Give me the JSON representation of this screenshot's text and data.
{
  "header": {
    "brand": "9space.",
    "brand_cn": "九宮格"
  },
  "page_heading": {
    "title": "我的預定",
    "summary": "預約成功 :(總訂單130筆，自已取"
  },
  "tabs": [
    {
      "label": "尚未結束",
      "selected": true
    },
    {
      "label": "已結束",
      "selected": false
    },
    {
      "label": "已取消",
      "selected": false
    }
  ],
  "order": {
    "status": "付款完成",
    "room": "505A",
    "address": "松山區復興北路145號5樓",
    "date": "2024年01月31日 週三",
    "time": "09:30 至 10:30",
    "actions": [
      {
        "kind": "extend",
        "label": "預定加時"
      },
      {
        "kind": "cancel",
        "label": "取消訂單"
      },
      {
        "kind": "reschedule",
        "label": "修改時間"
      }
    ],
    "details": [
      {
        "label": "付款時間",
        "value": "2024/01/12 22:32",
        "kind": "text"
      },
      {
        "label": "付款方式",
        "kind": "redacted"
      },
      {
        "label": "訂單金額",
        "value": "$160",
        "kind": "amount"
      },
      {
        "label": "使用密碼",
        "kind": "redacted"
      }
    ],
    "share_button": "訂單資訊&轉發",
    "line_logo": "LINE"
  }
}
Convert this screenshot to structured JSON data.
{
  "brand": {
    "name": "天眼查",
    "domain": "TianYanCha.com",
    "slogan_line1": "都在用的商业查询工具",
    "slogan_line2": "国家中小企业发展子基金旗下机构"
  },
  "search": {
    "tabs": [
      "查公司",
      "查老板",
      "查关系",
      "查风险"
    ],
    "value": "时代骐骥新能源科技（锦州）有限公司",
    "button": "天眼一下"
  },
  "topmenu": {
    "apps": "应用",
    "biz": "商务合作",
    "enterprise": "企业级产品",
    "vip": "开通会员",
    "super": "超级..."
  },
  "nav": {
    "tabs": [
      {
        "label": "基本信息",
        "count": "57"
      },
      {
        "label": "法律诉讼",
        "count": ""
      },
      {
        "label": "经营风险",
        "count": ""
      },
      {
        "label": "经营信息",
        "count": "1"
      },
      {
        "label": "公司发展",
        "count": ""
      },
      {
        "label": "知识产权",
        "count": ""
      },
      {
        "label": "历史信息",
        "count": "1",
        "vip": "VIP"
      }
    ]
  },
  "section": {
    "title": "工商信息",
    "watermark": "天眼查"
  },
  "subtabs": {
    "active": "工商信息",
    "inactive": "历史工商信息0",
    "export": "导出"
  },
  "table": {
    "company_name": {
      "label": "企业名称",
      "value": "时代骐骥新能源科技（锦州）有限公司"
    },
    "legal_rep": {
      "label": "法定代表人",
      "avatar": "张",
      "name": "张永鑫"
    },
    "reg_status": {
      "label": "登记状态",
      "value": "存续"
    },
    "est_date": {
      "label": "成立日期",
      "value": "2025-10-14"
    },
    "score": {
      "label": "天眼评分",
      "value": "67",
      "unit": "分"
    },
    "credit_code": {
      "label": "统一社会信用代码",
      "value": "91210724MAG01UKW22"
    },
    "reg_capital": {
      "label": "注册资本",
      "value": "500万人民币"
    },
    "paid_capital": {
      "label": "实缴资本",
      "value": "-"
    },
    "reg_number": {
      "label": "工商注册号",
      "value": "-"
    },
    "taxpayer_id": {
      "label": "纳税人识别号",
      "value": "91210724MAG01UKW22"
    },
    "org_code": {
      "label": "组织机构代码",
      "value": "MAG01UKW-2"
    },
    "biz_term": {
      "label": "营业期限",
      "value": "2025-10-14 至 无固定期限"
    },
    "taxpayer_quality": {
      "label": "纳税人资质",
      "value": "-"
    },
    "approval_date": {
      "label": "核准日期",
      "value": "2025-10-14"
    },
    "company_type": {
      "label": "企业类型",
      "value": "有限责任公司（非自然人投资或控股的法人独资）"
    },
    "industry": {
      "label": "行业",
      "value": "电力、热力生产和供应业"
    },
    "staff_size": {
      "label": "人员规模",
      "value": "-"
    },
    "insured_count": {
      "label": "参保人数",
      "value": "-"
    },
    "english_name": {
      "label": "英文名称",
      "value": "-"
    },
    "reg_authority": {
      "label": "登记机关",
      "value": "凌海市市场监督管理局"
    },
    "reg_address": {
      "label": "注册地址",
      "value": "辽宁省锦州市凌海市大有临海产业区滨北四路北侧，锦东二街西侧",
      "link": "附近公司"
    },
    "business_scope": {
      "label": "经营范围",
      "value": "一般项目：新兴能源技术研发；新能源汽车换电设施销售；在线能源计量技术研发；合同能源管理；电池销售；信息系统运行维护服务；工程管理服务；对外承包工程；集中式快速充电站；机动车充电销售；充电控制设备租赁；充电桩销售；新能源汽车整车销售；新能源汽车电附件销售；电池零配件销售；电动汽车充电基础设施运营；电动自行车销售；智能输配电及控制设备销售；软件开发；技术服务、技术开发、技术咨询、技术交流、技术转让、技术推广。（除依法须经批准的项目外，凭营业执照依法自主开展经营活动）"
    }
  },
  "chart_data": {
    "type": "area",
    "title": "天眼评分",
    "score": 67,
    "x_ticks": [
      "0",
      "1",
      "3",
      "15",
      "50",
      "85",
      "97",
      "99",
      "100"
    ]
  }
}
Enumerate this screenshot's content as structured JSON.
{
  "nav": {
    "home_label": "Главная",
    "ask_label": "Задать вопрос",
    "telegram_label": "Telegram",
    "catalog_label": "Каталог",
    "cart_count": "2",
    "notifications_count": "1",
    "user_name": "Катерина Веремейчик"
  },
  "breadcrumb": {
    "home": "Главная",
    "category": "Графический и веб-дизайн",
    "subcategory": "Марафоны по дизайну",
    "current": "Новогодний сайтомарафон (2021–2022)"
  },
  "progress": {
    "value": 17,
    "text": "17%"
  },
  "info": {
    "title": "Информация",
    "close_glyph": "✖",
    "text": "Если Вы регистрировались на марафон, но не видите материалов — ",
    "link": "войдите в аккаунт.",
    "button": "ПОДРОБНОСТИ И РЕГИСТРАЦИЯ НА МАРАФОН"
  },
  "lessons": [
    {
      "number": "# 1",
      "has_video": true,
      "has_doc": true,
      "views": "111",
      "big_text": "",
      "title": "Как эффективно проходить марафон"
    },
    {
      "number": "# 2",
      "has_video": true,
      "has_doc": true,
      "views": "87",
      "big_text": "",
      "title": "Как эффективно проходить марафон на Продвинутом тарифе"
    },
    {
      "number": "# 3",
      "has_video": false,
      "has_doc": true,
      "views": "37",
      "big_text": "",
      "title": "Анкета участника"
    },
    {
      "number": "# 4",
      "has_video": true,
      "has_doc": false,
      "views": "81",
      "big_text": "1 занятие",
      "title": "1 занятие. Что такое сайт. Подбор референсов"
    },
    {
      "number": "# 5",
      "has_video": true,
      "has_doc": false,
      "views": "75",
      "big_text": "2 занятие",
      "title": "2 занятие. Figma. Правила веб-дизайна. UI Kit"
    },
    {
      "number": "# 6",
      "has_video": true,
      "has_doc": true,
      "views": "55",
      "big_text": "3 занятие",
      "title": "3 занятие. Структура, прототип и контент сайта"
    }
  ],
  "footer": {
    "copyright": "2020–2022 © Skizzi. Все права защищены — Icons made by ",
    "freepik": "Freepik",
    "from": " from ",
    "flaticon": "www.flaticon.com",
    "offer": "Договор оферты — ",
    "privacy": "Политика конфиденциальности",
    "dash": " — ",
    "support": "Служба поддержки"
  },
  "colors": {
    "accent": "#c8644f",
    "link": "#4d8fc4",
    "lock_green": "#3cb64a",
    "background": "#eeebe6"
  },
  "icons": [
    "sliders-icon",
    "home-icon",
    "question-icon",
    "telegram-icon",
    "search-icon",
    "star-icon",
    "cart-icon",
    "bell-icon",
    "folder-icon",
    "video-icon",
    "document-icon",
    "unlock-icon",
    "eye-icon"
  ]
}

§ **WRITTEN EXERCISE**
Gather all the lines that include the word "screenshot" and copy them out.

§ **SOLVED PROBLEM**
Give me the JSON representation of this screenshot's text and data.
Convert this screenshot to structured JSON data.
Enumerate this screenshot's content as structured JSON.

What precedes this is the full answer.